WHAT YOU WILL DO ▸
Identify the lines that contain the word "private", then copy them.

Dataset items
## start

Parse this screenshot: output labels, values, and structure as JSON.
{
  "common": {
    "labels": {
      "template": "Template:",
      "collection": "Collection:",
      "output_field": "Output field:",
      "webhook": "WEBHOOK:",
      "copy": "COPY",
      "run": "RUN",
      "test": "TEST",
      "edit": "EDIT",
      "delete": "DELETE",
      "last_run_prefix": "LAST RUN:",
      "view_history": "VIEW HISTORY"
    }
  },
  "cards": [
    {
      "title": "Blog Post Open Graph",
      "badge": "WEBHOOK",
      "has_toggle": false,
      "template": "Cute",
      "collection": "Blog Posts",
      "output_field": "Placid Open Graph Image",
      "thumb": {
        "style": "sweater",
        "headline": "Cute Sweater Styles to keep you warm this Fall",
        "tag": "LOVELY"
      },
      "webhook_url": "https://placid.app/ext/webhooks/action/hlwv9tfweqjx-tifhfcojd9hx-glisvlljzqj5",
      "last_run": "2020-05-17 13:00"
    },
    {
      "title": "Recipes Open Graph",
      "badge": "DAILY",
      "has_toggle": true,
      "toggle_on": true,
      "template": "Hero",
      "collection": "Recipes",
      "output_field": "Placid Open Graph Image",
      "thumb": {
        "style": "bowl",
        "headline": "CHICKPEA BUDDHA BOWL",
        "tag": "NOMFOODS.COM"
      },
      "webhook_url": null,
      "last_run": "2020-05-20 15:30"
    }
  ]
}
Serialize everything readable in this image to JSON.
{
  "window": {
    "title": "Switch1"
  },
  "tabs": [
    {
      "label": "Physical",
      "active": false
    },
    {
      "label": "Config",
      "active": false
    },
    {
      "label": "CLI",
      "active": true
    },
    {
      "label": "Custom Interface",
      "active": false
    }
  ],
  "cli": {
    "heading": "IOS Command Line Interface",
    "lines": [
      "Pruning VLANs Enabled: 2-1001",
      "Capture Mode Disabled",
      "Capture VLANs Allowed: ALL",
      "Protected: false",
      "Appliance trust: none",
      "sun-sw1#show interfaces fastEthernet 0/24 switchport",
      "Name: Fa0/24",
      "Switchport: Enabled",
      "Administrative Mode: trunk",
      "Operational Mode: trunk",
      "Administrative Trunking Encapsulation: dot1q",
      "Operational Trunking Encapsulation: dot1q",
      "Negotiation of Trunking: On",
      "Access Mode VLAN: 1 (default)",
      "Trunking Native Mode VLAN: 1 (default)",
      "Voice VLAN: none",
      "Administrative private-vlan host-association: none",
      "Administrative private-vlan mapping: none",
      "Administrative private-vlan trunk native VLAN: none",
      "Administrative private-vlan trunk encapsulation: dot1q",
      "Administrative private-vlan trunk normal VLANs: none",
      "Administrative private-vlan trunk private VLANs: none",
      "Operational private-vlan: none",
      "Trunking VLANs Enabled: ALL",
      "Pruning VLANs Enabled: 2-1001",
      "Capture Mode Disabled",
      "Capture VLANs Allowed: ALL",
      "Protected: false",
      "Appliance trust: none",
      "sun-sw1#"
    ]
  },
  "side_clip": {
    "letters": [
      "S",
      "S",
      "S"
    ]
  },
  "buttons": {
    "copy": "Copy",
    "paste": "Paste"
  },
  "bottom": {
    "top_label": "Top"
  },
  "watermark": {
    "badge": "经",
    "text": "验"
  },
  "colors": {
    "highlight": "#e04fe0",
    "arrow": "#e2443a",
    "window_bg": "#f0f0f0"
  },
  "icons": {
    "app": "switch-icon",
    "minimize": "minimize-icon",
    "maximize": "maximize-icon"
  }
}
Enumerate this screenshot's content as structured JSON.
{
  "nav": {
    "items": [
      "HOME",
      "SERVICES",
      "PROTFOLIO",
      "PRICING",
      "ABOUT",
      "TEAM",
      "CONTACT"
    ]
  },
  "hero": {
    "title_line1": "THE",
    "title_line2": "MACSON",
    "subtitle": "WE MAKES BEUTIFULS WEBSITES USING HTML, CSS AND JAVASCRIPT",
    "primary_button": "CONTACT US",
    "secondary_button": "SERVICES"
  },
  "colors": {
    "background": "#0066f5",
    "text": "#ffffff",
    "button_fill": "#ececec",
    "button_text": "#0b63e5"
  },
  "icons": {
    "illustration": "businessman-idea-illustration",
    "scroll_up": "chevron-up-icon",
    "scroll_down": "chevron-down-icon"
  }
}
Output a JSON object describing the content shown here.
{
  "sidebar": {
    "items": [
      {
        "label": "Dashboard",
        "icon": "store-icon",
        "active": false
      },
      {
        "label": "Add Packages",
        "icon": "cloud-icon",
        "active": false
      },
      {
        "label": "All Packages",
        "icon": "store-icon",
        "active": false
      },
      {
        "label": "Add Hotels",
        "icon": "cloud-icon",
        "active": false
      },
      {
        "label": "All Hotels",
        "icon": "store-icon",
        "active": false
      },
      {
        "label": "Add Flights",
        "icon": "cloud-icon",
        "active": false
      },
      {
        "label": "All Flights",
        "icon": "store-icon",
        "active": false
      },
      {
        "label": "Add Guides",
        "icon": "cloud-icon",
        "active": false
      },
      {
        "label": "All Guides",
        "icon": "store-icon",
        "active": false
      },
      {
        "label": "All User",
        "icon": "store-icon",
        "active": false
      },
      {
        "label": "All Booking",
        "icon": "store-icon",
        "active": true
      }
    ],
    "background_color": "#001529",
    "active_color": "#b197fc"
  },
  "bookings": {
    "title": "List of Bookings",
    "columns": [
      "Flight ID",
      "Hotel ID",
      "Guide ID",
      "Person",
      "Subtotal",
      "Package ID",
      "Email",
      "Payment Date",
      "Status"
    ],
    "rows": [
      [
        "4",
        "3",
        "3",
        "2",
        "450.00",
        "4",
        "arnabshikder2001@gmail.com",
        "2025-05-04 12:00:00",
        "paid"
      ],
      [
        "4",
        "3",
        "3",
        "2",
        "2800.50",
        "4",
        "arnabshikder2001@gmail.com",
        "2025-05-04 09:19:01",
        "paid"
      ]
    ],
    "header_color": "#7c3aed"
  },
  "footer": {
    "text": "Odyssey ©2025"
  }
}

## end

ANSWER TO THIS EXERCISE ▸
      "Administrative private-vlan host-association: none",
      "Administrative private-vlan mapping: none",
      "Administrative private-vlan trunk native VLAN: none",
      "Administrative private-vlan trunk encapsulation: dot1q",
      "Administrative private-vlan trunk normal VLANs: none",
      "Administrative private-vlan trunk private VLANs: none",
      "Operational private-vlan: none",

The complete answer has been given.